[begin DATA FOR THE TASK]

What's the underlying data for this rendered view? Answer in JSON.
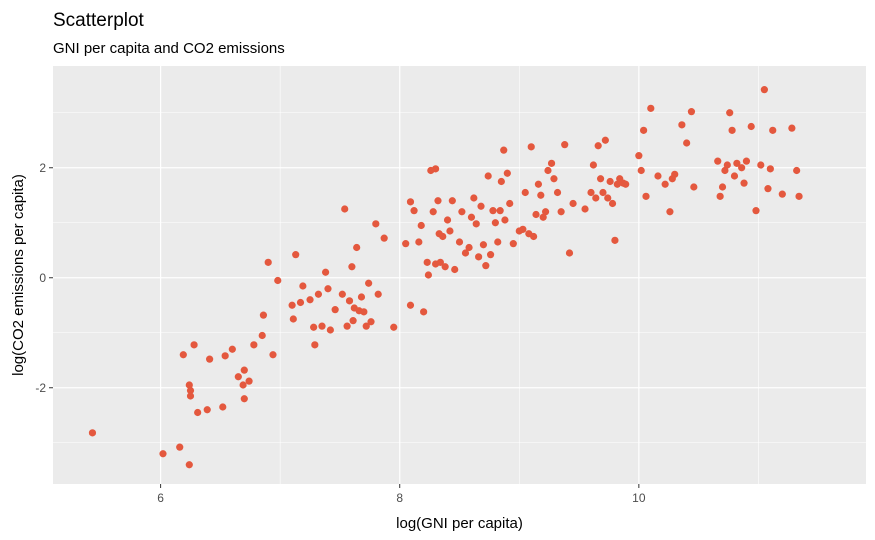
{
  "chart_data": {
    "type": "scatter",
    "title": "Scatterplot",
    "subtitle": "GNI per capita and CO2 emissions",
    "xlabel": "log(GNI per capita)",
    "ylabel": "log(CO2 emissions per capita)",
    "xlim": [
      5.1,
      11.9
    ],
    "ylim": [
      -3.75,
      3.85
    ],
    "x_ticks": [
      6,
      8,
      10
    ],
    "y_ticks": [
      -2,
      0,
      2
    ],
    "grid": true,
    "point_color": "#E4583E",
    "panel_color": "#EBEBEB",
    "points": [
      [
        5.43,
        -2.82
      ],
      [
        6.02,
        -3.2
      ],
      [
        6.16,
        -3.08
      ],
      [
        6.24,
        -3.4
      ],
      [
        6.19,
        -1.4
      ],
      [
        6.28,
        -1.22
      ],
      [
        6.24,
        -1.95
      ],
      [
        6.25,
        -2.05
      ],
      [
        6.25,
        -2.15
      ],
      [
        6.31,
        -2.45
      ],
      [
        6.39,
        -2.4
      ],
      [
        6.41,
        -1.48
      ],
      [
        6.52,
        -2.35
      ],
      [
        6.54,
        -1.42
      ],
      [
        6.6,
        -1.3
      ],
      [
        6.65,
        -1.8
      ],
      [
        6.69,
        -1.95
      ],
      [
        6.7,
        -2.2
      ],
      [
        6.7,
        -1.68
      ],
      [
        6.74,
        -1.88
      ],
      [
        6.78,
        -1.22
      ],
      [
        6.85,
        -1.05
      ],
      [
        6.86,
        -0.68
      ],
      [
        6.9,
        0.28
      ],
      [
        6.94,
        -1.4
      ],
      [
        6.98,
        -0.05
      ],
      [
        7.1,
        -0.5
      ],
      [
        7.11,
        -0.75
      ],
      [
        7.13,
        0.42
      ],
      [
        7.17,
        -0.45
      ],
      [
        7.19,
        -0.15
      ],
      [
        7.25,
        -0.4
      ],
      [
        7.28,
        -0.9
      ],
      [
        7.29,
        -1.22
      ],
      [
        7.32,
        -0.3
      ],
      [
        7.35,
        -0.88
      ],
      [
        7.38,
        0.1
      ],
      [
        7.4,
        -0.2
      ],
      [
        7.42,
        -0.95
      ],
      [
        7.46,
        -0.58
      ],
      [
        7.52,
        -0.3
      ],
      [
        7.54,
        1.25
      ],
      [
        7.56,
        -0.88
      ],
      [
        7.58,
        -0.42
      ],
      [
        7.6,
        0.2
      ],
      [
        7.61,
        -0.78
      ],
      [
        7.62,
        -0.55
      ],
      [
        7.64,
        0.55
      ],
      [
        7.66,
        -0.6
      ],
      [
        7.68,
        -0.35
      ],
      [
        7.7,
        -0.62
      ],
      [
        7.72,
        -0.88
      ],
      [
        7.74,
        -0.1
      ],
      [
        7.76,
        -0.8
      ],
      [
        7.8,
        0.98
      ],
      [
        7.82,
        -0.3
      ],
      [
        7.87,
        0.72
      ],
      [
        7.95,
        -0.9
      ],
      [
        8.05,
        0.62
      ],
      [
        8.09,
        -0.5
      ],
      [
        8.09,
        1.38
      ],
      [
        8.12,
        1.22
      ],
      [
        8.16,
        0.65
      ],
      [
        8.18,
        0.95
      ],
      [
        8.2,
        -0.62
      ],
      [
        8.23,
        0.28
      ],
      [
        8.24,
        0.05
      ],
      [
        8.26,
        1.95
      ],
      [
        8.28,
        1.2
      ],
      [
        8.3,
        1.98
      ],
      [
        8.3,
        0.25
      ],
      [
        8.32,
        1.4
      ],
      [
        8.33,
        0.8
      ],
      [
        8.34,
        0.28
      ],
      [
        8.36,
        0.75
      ],
      [
        8.38,
        0.2
      ],
      [
        8.4,
        1.05
      ],
      [
        8.42,
        0.85
      ],
      [
        8.44,
        1.4
      ],
      [
        8.46,
        0.15
      ],
      [
        8.5,
        0.65
      ],
      [
        8.52,
        1.2
      ],
      [
        8.55,
        0.45
      ],
      [
        8.58,
        0.55
      ],
      [
        8.6,
        1.1
      ],
      [
        8.62,
        1.45
      ],
      [
        8.64,
        0.98
      ],
      [
        8.66,
        0.38
      ],
      [
        8.68,
        1.3
      ],
      [
        8.7,
        0.6
      ],
      [
        8.72,
        0.22
      ],
      [
        8.74,
        1.85
      ],
      [
        8.76,
        0.42
      ],
      [
        8.78,
        1.22
      ],
      [
        8.8,
        1.0
      ],
      [
        8.82,
        0.65
      ],
      [
        8.84,
        1.22
      ],
      [
        8.85,
        1.75
      ],
      [
        8.87,
        2.32
      ],
      [
        8.88,
        1.05
      ],
      [
        8.9,
        1.9
      ],
      [
        8.92,
        1.35
      ],
      [
        8.95,
        0.62
      ],
      [
        9.0,
        0.85
      ],
      [
        9.03,
        0.88
      ],
      [
        9.05,
        1.55
      ],
      [
        9.08,
        0.8
      ],
      [
        9.1,
        2.38
      ],
      [
        9.12,
        0.75
      ],
      [
        9.14,
        1.15
      ],
      [
        9.16,
        1.7
      ],
      [
        9.18,
        1.5
      ],
      [
        9.2,
        1.1
      ],
      [
        9.22,
        1.2
      ],
      [
        9.24,
        1.95
      ],
      [
        9.27,
        2.08
      ],
      [
        9.29,
        1.8
      ],
      [
        9.32,
        1.55
      ],
      [
        9.35,
        1.2
      ],
      [
        9.38,
        2.42
      ],
      [
        9.42,
        0.45
      ],
      [
        9.45,
        1.35
      ],
      [
        9.55,
        1.25
      ],
      [
        9.6,
        1.55
      ],
      [
        9.62,
        2.05
      ],
      [
        9.64,
        1.45
      ],
      [
        9.66,
        2.4
      ],
      [
        9.68,
        1.8
      ],
      [
        9.7,
        1.55
      ],
      [
        9.72,
        2.5
      ],
      [
        9.74,
        1.45
      ],
      [
        9.76,
        1.75
      ],
      [
        9.78,
        1.35
      ],
      [
        9.8,
        0.68
      ],
      [
        9.82,
        1.7
      ],
      [
        9.84,
        1.8
      ],
      [
        9.87,
        1.72
      ],
      [
        9.89,
        1.7
      ],
      [
        10.0,
        2.22
      ],
      [
        10.02,
        1.95
      ],
      [
        10.04,
        2.68
      ],
      [
        10.06,
        1.48
      ],
      [
        10.1,
        3.08
      ],
      [
        10.16,
        1.85
      ],
      [
        10.22,
        1.7
      ],
      [
        10.26,
        1.2
      ],
      [
        10.28,
        1.8
      ],
      [
        10.3,
        1.88
      ],
      [
        10.36,
        2.78
      ],
      [
        10.4,
        2.45
      ],
      [
        10.44,
        3.02
      ],
      [
        10.46,
        1.65
      ],
      [
        10.66,
        2.12
      ],
      [
        10.68,
        1.48
      ],
      [
        10.7,
        1.65
      ],
      [
        10.72,
        1.95
      ],
      [
        10.74,
        2.05
      ],
      [
        10.76,
        3.0
      ],
      [
        10.78,
        2.68
      ],
      [
        10.8,
        1.85
      ],
      [
        10.82,
        2.08
      ],
      [
        10.86,
        2.0
      ],
      [
        10.88,
        1.72
      ],
      [
        10.9,
        2.12
      ],
      [
        10.94,
        2.75
      ],
      [
        10.98,
        1.22
      ],
      [
        11.02,
        2.05
      ],
      [
        11.05,
        3.42
      ],
      [
        11.08,
        1.62
      ],
      [
        11.1,
        1.98
      ],
      [
        11.12,
        2.68
      ],
      [
        11.2,
        1.52
      ],
      [
        11.28,
        2.72
      ],
      [
        11.32,
        1.95
      ],
      [
        11.34,
        1.48
      ]
    ]
  }
}
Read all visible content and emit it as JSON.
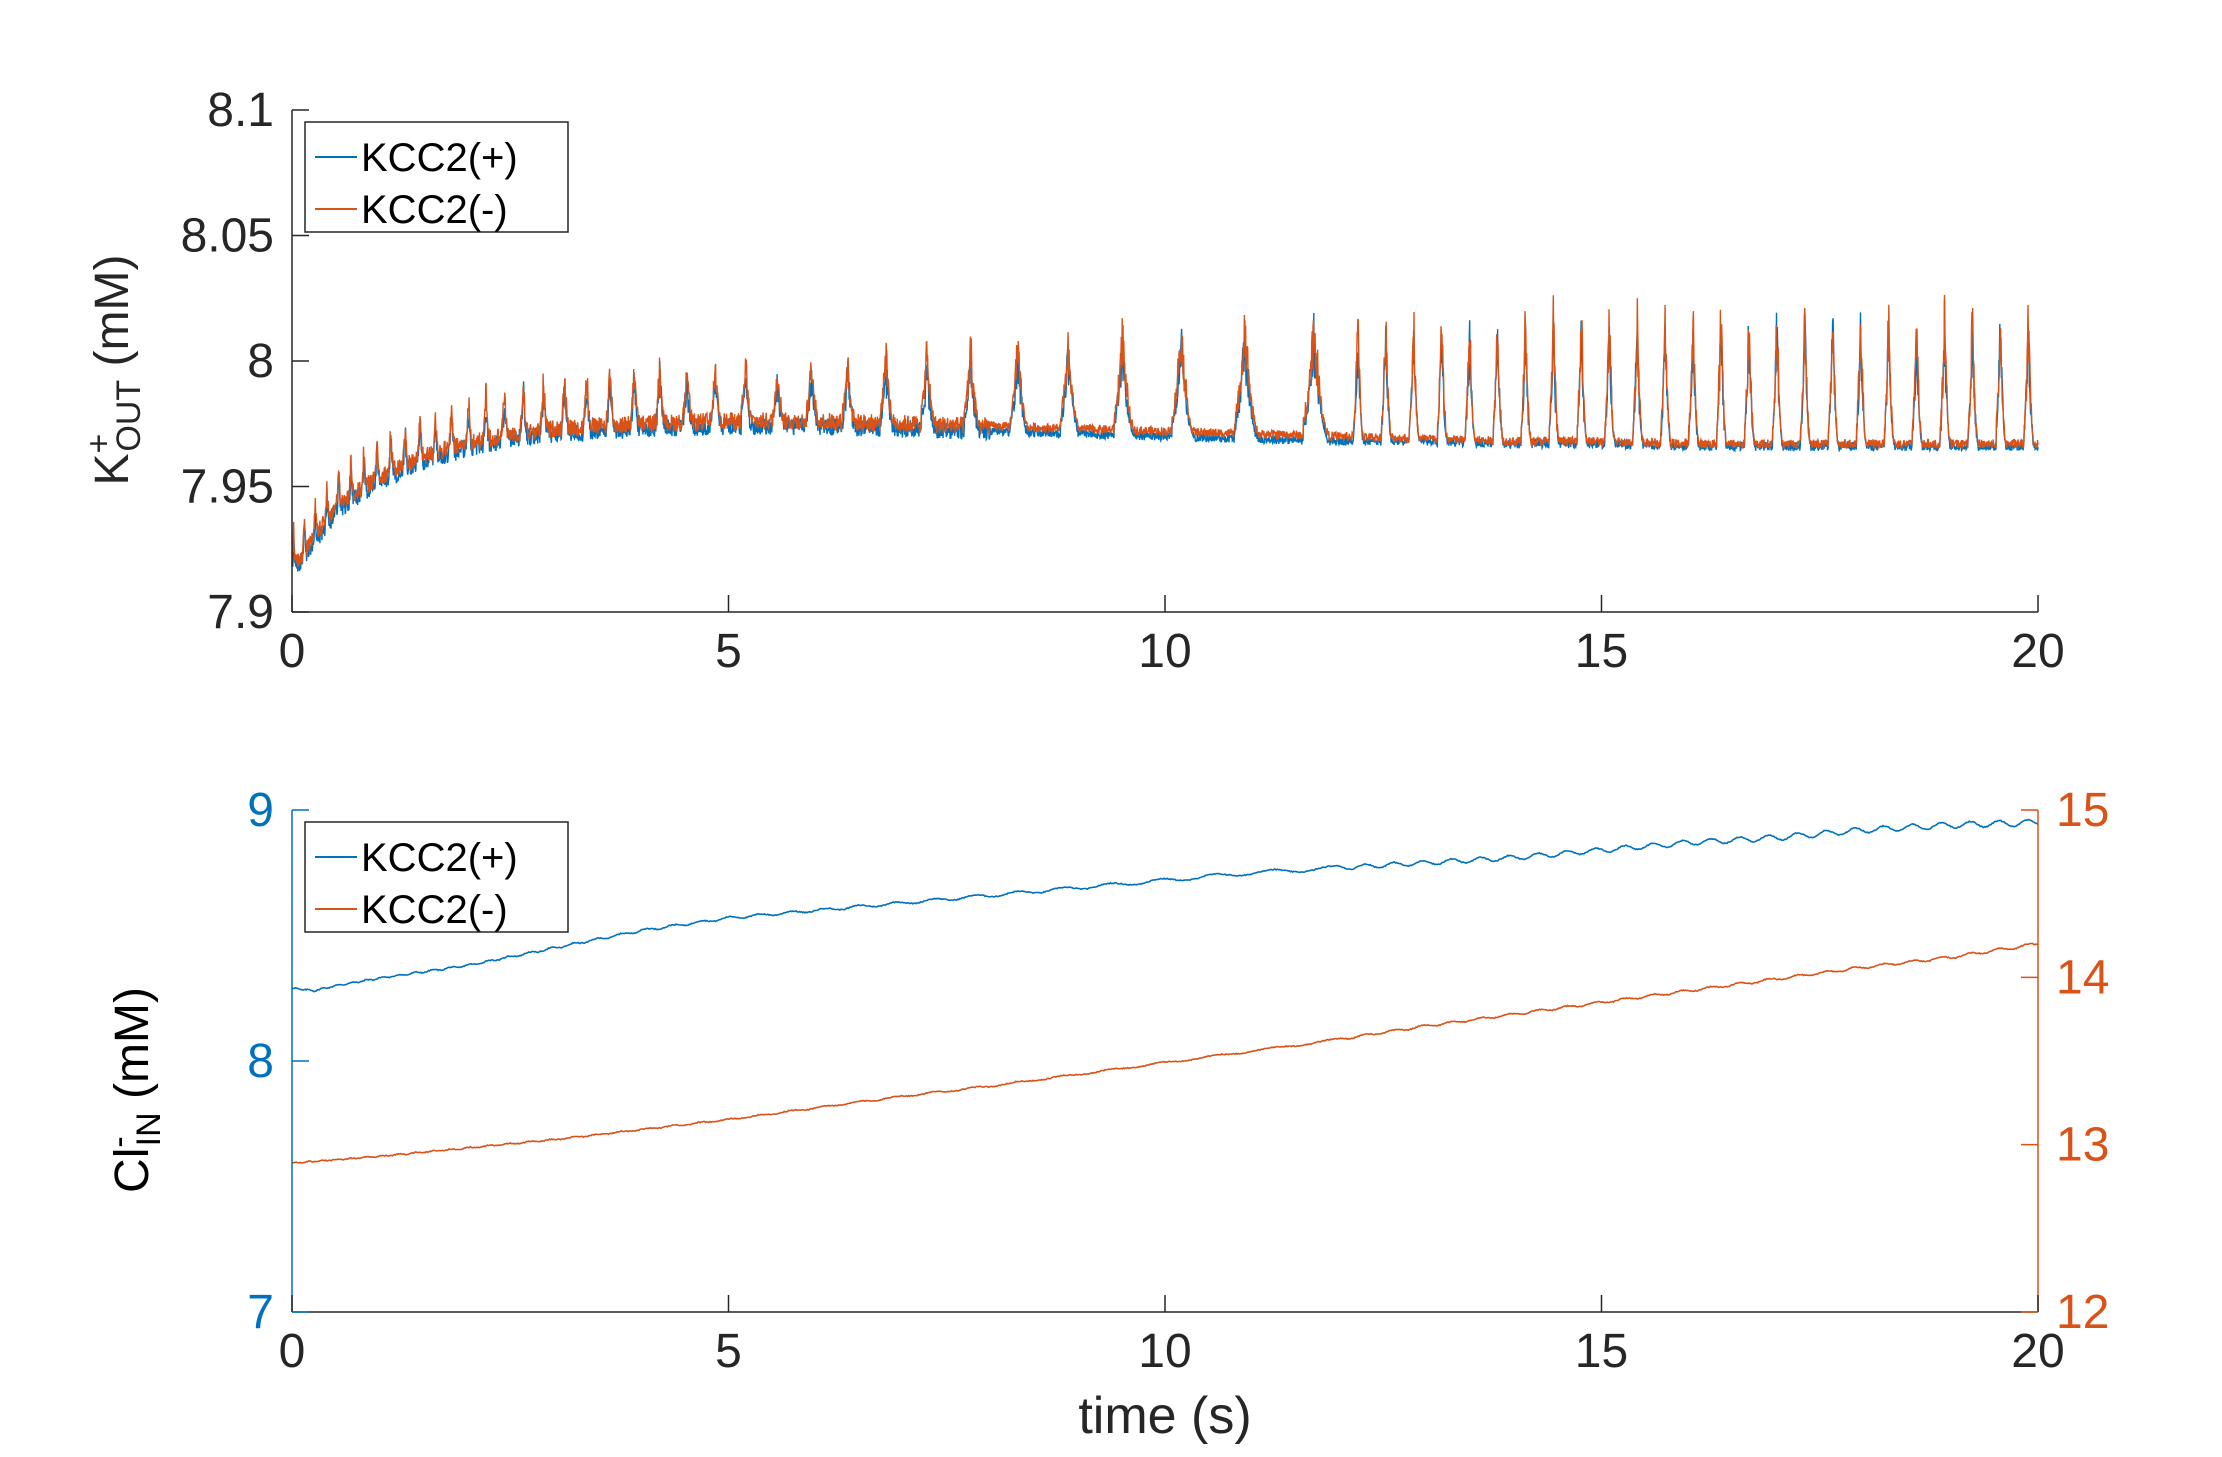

[end DATA FOR THE TASK]

◆ **TASK DESCRIPTION**
Across the entries, how many lines contain "JSON"? Reply with the number only.

◆ **RIGHT ANSWER**
2